What you need to do: Swap "interactable" for "clickable" in the stretch from the line containing "- rv-interior-photo[interactable]: [1033, 105, 1549, 388]" through the line containing "- nav-info[interactable]: INFO: [1059, 42, 1097, 58]", leaving everything else unchanged. Return only those lines.
────────────────
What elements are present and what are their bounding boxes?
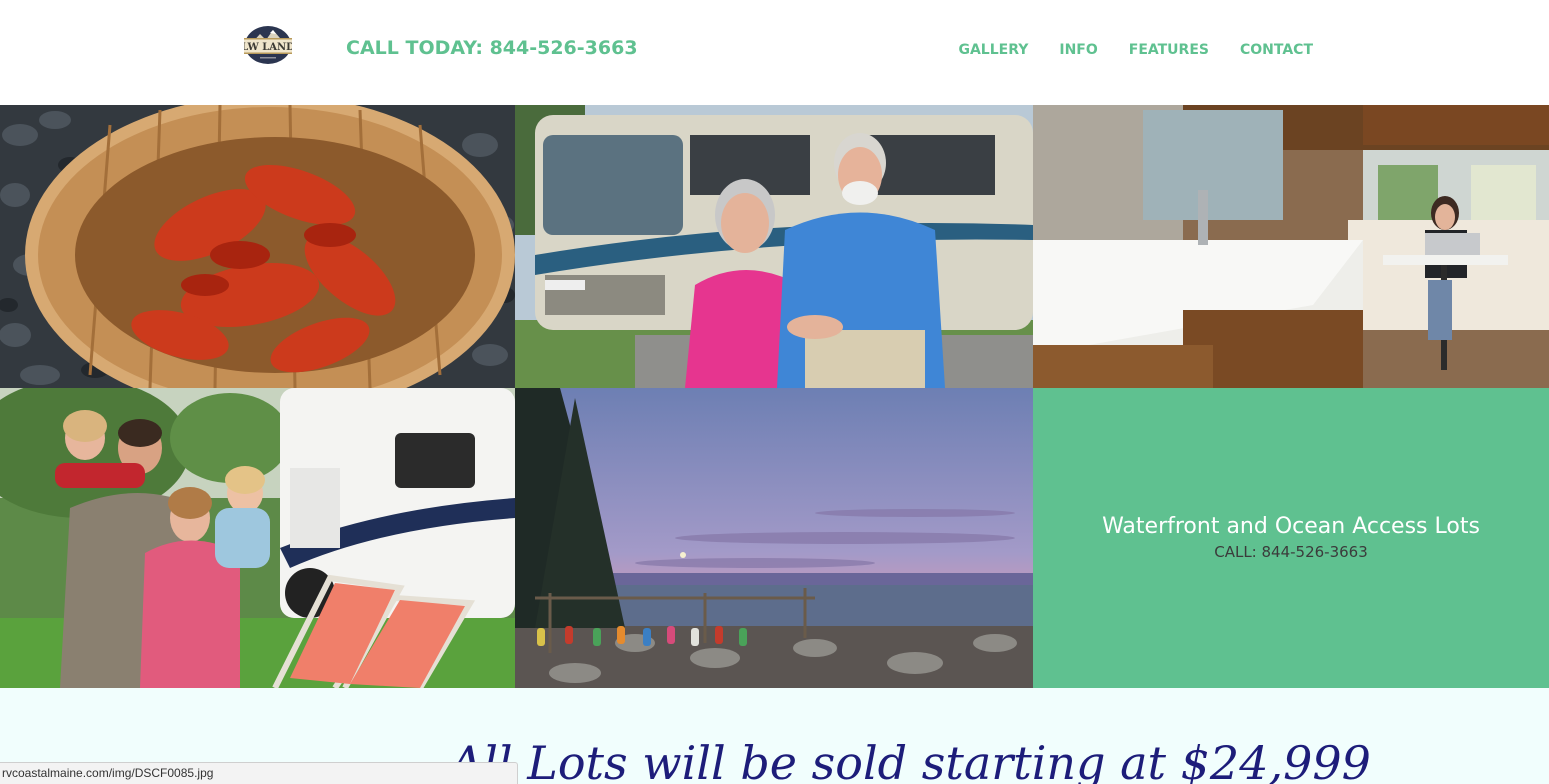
- rv-interior-photo[interactable]: [1033, 105, 1549, 388]
- promo-title: Waterfront and Ocean Access Lots: [1102, 514, 1480, 539]
- nav-features[interactable]: FEATURES: [1129, 42, 1209, 58]
- lobster-basket-photo[interactable]: [0, 105, 515, 388]
- promo-phone[interactable]: CALL: 844-526-3663: [1033, 542, 1549, 562]
- nav-info[interactable]: INFO: [1059, 42, 1097, 58]
- nav-contact[interactable]: CONTACT: [1240, 42, 1313, 58]
- promo-content: Waterfront and Ocean Access Lots CALL: 8…: [1033, 513, 1549, 562]
- coastal-sunset-photo[interactable]: [515, 388, 1033, 688]
- photo-gallery: Waterfront and Ocean Access Lots CALL: 8…: [0, 105, 1549, 688]
- nav-gallery[interactable]: GALLERY: [958, 42, 1028, 58]
- couple-rv-photo[interactable]: [515, 105, 1033, 388]
- site-header: LW LAND CALL TODAY: 844-526-3663 GALLERY…: [0, 0, 1549, 105]
- status-url: rvcoastalmaine.com/img/DSCF0085.jpg: [2, 766, 214, 780]
- call-today-callout: CALL TODAY: 844-526-3663: [346, 37, 638, 59]
- family-camper-photo[interactable]: [0, 388, 515, 688]
- logo-text: LW LAND: [244, 42, 292, 53]
- price-headline: All Lots will be sold starting at $24,99…: [450, 736, 1371, 784]
- browser-status-bar: rvcoastalmaine.com/img/DSCF0085.jpg: [0, 762, 518, 784]
- site-logo[interactable]: LW LAND: [244, 25, 292, 65]
- main-nav: GALLERY INFO FEATURES CONTACT: [958, 42, 1313, 58]
- waterfront-promo-tile: Waterfront and Ocean Access Lots CALL: 8…: [1033, 388, 1549, 688]
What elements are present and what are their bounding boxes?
────────────────
Task solution:
- rv-interior-photo[clickable]: [1033, 105, 1549, 388]
- promo-title: Waterfront and Ocean Access Lots: [1102, 514, 1480, 539]
- nav-features[clickable]: FEATURES: [1129, 42, 1209, 58]
- lobster-basket-photo[clickable]: [0, 105, 515, 388]
- promo-phone[clickable]: CALL: 844-526-3663: [1033, 542, 1549, 562]
- nav-info[clickable]: INFO: [1059, 42, 1097, 58]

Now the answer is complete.